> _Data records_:
= = = = = = =

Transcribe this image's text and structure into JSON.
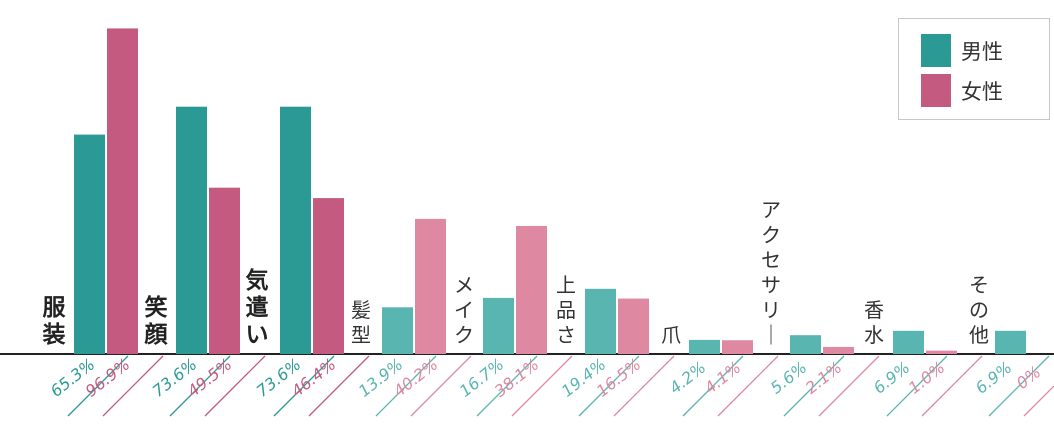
{
  "chart_data": {
    "type": "bar",
    "categories": [
      "服装",
      "笑顔",
      "気遣い",
      "髪型",
      "メイク",
      "上品さ",
      "爪",
      "アクセサリー",
      "香水",
      "その他"
    ],
    "series": [
      {
        "name": "男性",
        "values": [
          65.3,
          73.6,
          73.6,
          13.9,
          16.7,
          19.4,
          4.2,
          5.6,
          6.9,
          6.9
        ],
        "labels": [
          "65.3%",
          "73.6%",
          "73.6%",
          "13.9%",
          "16.7%",
          "19.4%",
          "4.2%",
          "5.6%",
          "6.9%",
          "6.9%"
        ]
      },
      {
        "name": "女性",
        "values": [
          96.9,
          49.5,
          46.4,
          40.2,
          38.1,
          16.5,
          4.1,
          2.1,
          1.0,
          0
        ],
        "labels": [
          "96.9%",
          "49.5%",
          "46.4%",
          "40.2%",
          "38.1%",
          "16.5%",
          "4.1%",
          "2.1%",
          "1.0%",
          "0%"
        ]
      }
    ],
    "ylim": [
      0,
      100
    ],
    "grid": false,
    "legend_position": "top-right"
  },
  "colors": {
    "male_strong": "#2b9a94",
    "female_strong": "#c45a7f",
    "male_light": "#59b5b0",
    "female_light": "#df88a2",
    "axis": "#222222",
    "category_text": "#333333"
  },
  "legend": {
    "male_label": "男性",
    "female_label": "女性"
  }
}
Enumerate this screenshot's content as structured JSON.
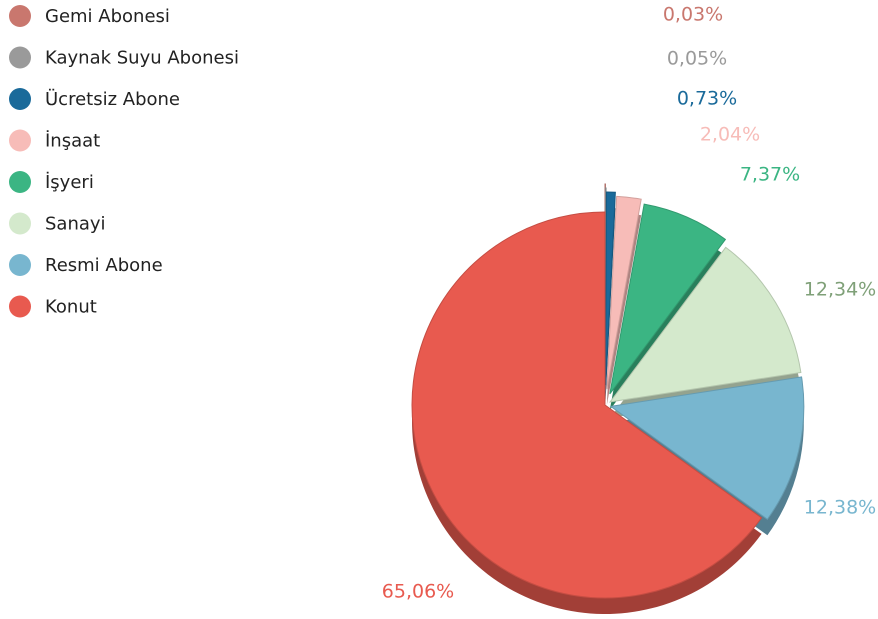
{
  "chart_data": {
    "type": "pie",
    "categories": [
      "Gemi Abonesi",
      "Kaynak Suyu Abonesi",
      "Ücretsiz Abone",
      "İnşaat",
      "İşyeri",
      "Sanayi",
      "Resmi Abone",
      "Konut"
    ],
    "values": [
      0.03,
      0.05,
      0.73,
      2.04,
      7.37,
      12.34,
      12.38,
      65.06
    ],
    "value_labels": [
      "0,03%",
      "0,05%",
      "0,73%",
      "2,04%",
      "7,37%",
      "12,34%",
      "12,38%",
      "65,06%"
    ],
    "colors": [
      "#c9776e",
      "#9a9a9a",
      "#1a6a9a",
      "#f7bcb8",
      "#3bb583",
      "#d4e9cc",
      "#78b6cf",
      "#e85a4f"
    ],
    "legend": "top-left"
  }
}
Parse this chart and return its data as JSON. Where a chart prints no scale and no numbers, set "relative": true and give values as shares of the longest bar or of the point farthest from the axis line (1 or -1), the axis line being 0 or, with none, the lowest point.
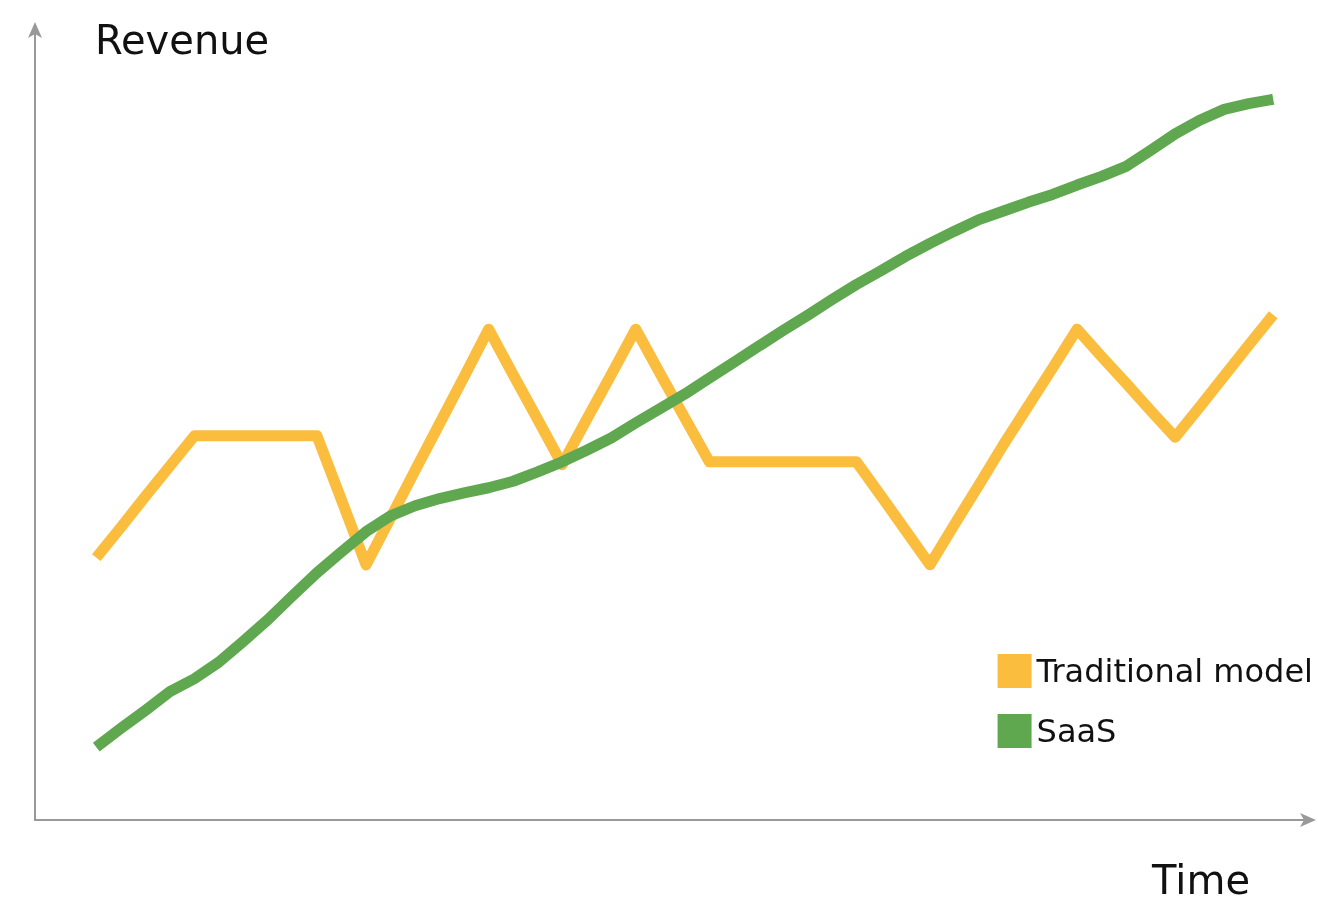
{
  "chart_data": {
    "type": "line",
    "relative": true,
    "xlabel": "Time",
    "ylabel": "Revenue",
    "grid": false,
    "legend": "bottom right",
    "marker": "none",
    "line_style": "solid",
    "categories": [
      null,
      null,
      null,
      null,
      null,
      null,
      null,
      null,
      null,
      null,
      null,
      null,
      null,
      null,
      null,
      null,
      null,
      null,
      null,
      null,
      null,
      null,
      null,
      null,
      null,
      null,
      null,
      null,
      null,
      null,
      null,
      null,
      null,
      null,
      null,
      null,
      null,
      null,
      null,
      null,
      null,
      null,
      null,
      null,
      null,
      null,
      null,
      null,
      null,
      null,
      null,
      null
    ],
    "series": [
      {
        "name": "Traditional model",
        "color": "#fbbd3e",
        "values": [
          null,
          null,
          0.364,
          0.406,
          0.449,
          0.491,
          0.533,
          0.533,
          0.533,
          0.533,
          0.533,
          0.533,
          0.444,
          0.354,
          0.419,
          0.485,
          0.55,
          0.615,
          0.681,
          0.618,
          0.556,
          0.493,
          0.556,
          0.618,
          0.681,
          0.619,
          0.558,
          0.497,
          0.497,
          0.497,
          0.497,
          0.497,
          0.497,
          0.497,
          0.45,
          0.402,
          0.354,
          0.41,
          0.465,
          0.521,
          0.574,
          0.627,
          0.681,
          0.643,
          0.606,
          0.568,
          0.531,
          0.573,
          0.616,
          0.659,
          0.701,
          null
        ]
      },
      {
        "name": "SaaS",
        "color": "#5fa84f",
        "values": [
          null,
          null,
          0.101,
          0.127,
          0.152,
          0.178,
          0.196,
          0.219,
          0.248,
          0.278,
          0.311,
          0.343,
          0.372,
          0.4,
          0.422,
          0.436,
          0.446,
          0.454,
          0.461,
          0.47,
          0.483,
          0.497,
          0.513,
          0.53,
          0.551,
          0.571,
          0.591,
          0.613,
          0.635,
          0.657,
          0.679,
          0.7,
          0.722,
          0.743,
          0.762,
          0.782,
          0.8,
          0.817,
          0.833,
          0.845,
          0.857,
          0.868,
          0.881,
          0.893,
          0.907,
          0.929,
          0.952,
          0.971,
          0.986,
          0.994,
          1,
          null
        ]
      }
    ]
  }
}
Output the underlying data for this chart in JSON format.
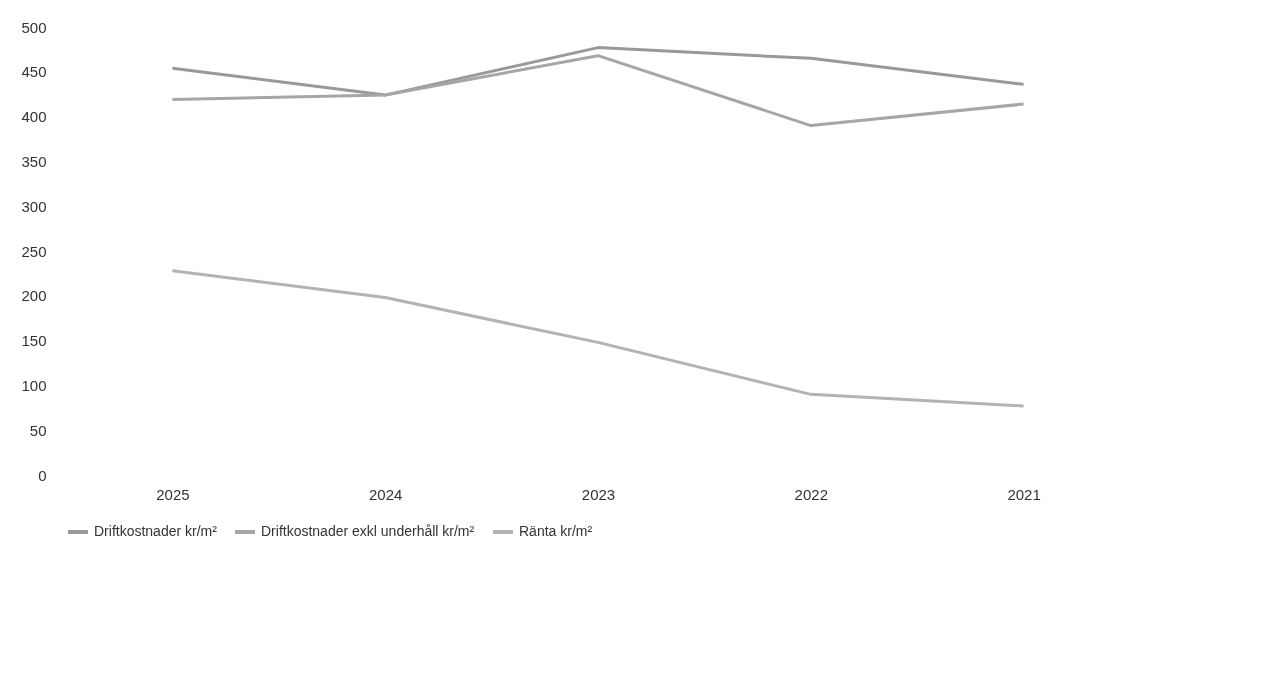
{
  "chart_data": {
    "type": "line",
    "categories": [
      "2025",
      "2024",
      "2023",
      "2022",
      "2021"
    ],
    "series": [
      {
        "name": "Driftkostnader kr/m²",
        "color": "#999999",
        "values": [
          454,
          424,
          477,
          465,
          436
        ]
      },
      {
        "name": "Driftkostnader exkl underhåll kr/m²",
        "color": "#a6a6a6",
        "values": [
          419,
          424,
          468,
          390,
          414
        ]
      },
      {
        "name": "Ränta kr/m²",
        "color": "#b3b3b3",
        "values": [
          228,
          198,
          148,
          90,
          77
        ]
      }
    ],
    "ylim": [
      0,
      500
    ],
    "yticks": [
      0,
      50,
      100,
      150,
      200,
      250,
      300,
      350,
      400,
      450,
      500
    ],
    "grid": false,
    "legend": "bottom",
    "marker": "none",
    "line_style": "solid"
  }
}
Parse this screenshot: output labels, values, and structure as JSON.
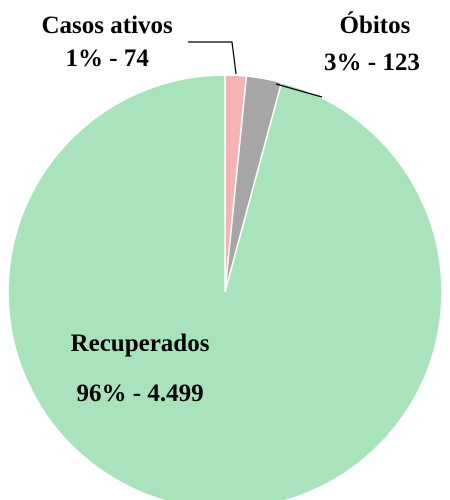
{
  "chart_data": {
    "type": "pie",
    "categories": [
      "Casos ativos",
      "Óbitos",
      "Recuperados"
    ],
    "values": [
      74,
      123,
      4499
    ],
    "value_labels": [
      "1% - 74",
      "3% - 123",
      "96% - 4.499"
    ],
    "colors": [
      "#f4b4b4",
      "#a6a6a6",
      "#a8e3bb"
    ]
  }
}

= = = = = = =

> _Exercise goal_:
Skip the images and write out the rest of the listing exactly.

> _Answer below_:
Transcribe this image's text and structure into JSON.
{
  "chart_data": {
    "type": "bar",
    "categories": [
      "服装",
      "笑顔",
      "気遣い",
      "髪型",
      "メイク",
      "上品さ",
      "爪",
      "アクセサリー",
      "香水",
      "その他"
    ],
    "series": [
      {
        "name": "男性",
        "values": [
          65.3,
          73.6,
          73.6,
          13.9,
          16.7,
          19.4,
          4.2,
          5.6,
          6.9,
          6.9
        ],
        "labels": [
          "65.3%",
          "73.6%",
          "73.6%",
          "13.9%",
          "16.7%",
          "19.4%",
          "4.2%",
          "5.6%",
          "6.9%",
          "6.9%"
        ]
      },
      {
        "name": "女性",
        "values": [
          96.9,
          49.5,
          46.4,
          40.2,
          38.1,
          16.5,
          4.1,
          2.1,
          1.0,
          0
        ],
        "labels": [
          "96.9%",
          "49.5%",
          "46.4%",
          "40.2%",
          "38.1%",
          "16.5%",
          "4.1%",
          "2.1%",
          "1.0%",
          "0%"
        ]
      }
    ],
    "ylim": [
      0,
      100
    ],
    "grid": false,
    "legend_position": "top-right"
  },
  "colors": {
    "male_strong": "#2b9a94",
    "female_strong": "#c45a7f",
    "male_light": "#59b5b0",
    "female_light": "#df88a2",
    "axis": "#222222",
    "category_text": "#333333"
  },
  "legend": {
    "male_label": "男性",
    "female_label": "女性"
  }
}
Enumerate this screenshot's content as structured JSON.
{
  "chart_data": {
    "type": "pie",
    "categories": [
      "Gemi Abonesi",
      "Kaynak Suyu Abonesi",
      "Ücretsiz Abone",
      "İnşaat",
      "İşyeri",
      "Sanayi",
      "Resmi Abone",
      "Konut"
    ],
    "values": [
      0.03,
      0.05,
      0.73,
      2.04,
      7.37,
      12.34,
      12.38,
      65.06
    ],
    "value_labels": [
      "0,03%",
      "0,05%",
      "0,73%",
      "2,04%",
      "7,37%",
      "12,34%",
      "12,38%",
      "65,06%"
    ],
    "colors": [
      "#c9776e",
      "#9a9a9a",
      "#1a6a9a",
      "#f7bcb8",
      "#3bb583",
      "#d4e9cc",
      "#78b6cf",
      "#e85a4f"
    ],
    "legend": "top-left"
  }
}
Parse this chart and return its data as JSON. Where a chart prints no scale and no numbers, set "relative": true and give values as shares of the longest bar or of the point farthest from the axis line (1 or -1), the axis line being 0 or, with none, the lowest point.
{
  "chart_data": {
    "type": "line",
    "relative": true,
    "xlabel": "Time",
    "ylabel": "Revenue",
    "grid": false,
    "legend": "bottom right",
    "marker": "none",
    "line_style": "solid",
    "categories": [
      null,
      null,
      null,
      null,
      null,
      null,
      null,
      null,
      null,
      null,
      null,
      null,
      null,
      null,
      null,
      null,
      null,
      null,
      null,
      null,
      null,
      null,
      null,
      null,
      null,
      null,
      null,
      null,
      null,
      null,
      null,
      null,
      null,
      null,
      null,
      null,
      null,
      null,
      null,
      null,
      null,
      null,
      null,
      null,
      null,
      null,
      null,
      null,
      null,
      null,
      null,
      null
    ],
    "series": [
      {
        "name": "Traditional model",
        "color": "#fbbd3e",
        "values": [
          null,
          null,
          0.364,
          0.406,
          0.449,
          0.491,
          0.533,
          0.533,
          0.533,
          0.533,
          0.533,
          0.533,
          0.444,
          0.354,
          0.419,
          0.485,
          0.55,
          0.615,
          0.681,
          0.618,
          0.556,
          0.493,
          0.556,
          0.618,
          0.681,
          0.619,
          0.558,
          0.497,
          0.497,
          0.497,
          0.497,
          0.497,
          0.497,
          0.497,
          0.45,
          0.402,
          0.354,
          0.41,
          0.465,
          0.521,
          0.574,
          0.627,
          0.681,
          0.643,
          0.606,
          0.568,
          0.531,
          0.573,
          0.616,
          0.659,
          0.701,
          null
        ]
      },
      {
        "name": "SaaS",
        "color": "#5fa84f",
        "values": [
          null,
          null,
          0.101,
          0.127,
          0.152,
          0.178,
          0.196,
          0.219,
          0.248,
          0.278,
          0.311,
          0.343,
          0.372,
          0.4,
          0.422,
          0.436,
          0.446,
          0.454,
          0.461,
          0.47,
          0.483,
          0.497,
          0.513,
          0.53,
          0.551,
          0.571,
          0.591,
          0.613,
          0.635,
          0.657,
          0.679,
          0.7,
          0.722,
          0.743,
          0.762,
          0.782,
          0.8,
          0.817,
          0.833,
          0.845,
          0.857,
          0.868,
          0.881,
          0.893,
          0.907,
          0.929,
          0.952,
          0.971,
          0.986,
          0.994,
          1,
          null
        ]
      }
    ]
  }
}
Output the underlying data for this chart in JSON format.
{
  "chart_data": {
    "type": "line",
    "categories": [
      "2025",
      "2024",
      "2023",
      "2022",
      "2021"
    ],
    "series": [
      {
        "name": "Driftkostnader kr/m²",
        "color": "#999999",
        "values": [
          454,
          424,
          477,
          465,
          436
        ]
      },
      {
        "name": "Driftkostnader exkl underhåll kr/m²",
        "color": "#a6a6a6",
        "values": [
          419,
          424,
          468,
          390,
          414
        ]
      },
      {
        "name": "Ränta kr/m²",
        "color": "#b3b3b3",
        "values": [
          228,
          198,
          148,
          90,
          77
        ]
      }
    ],
    "ylim": [
      0,
      500
    ],
    "yticks": [
      0,
      50,
      100,
      150,
      200,
      250,
      300,
      350,
      400,
      450,
      500
    ],
    "grid": false,
    "legend": "bottom",
    "marker": "none",
    "line_style": "solid"
  }
}
Parse this screenshot: output labels, values, and structure as JSON.
{
  "chart_data": {
    "type": "pie",
    "categories": [
      "Casos ativos",
      "Óbitos",
      "Recuperados"
    ],
    "values": [
      74,
      123,
      4499
    ],
    "value_labels": [
      "1% - 74",
      "3% - 123",
      "96% - 4.499"
    ],
    "colors": [
      "#f4b4b4",
      "#a6a6a6",
      "#a8e3bb"
    ]
  }
}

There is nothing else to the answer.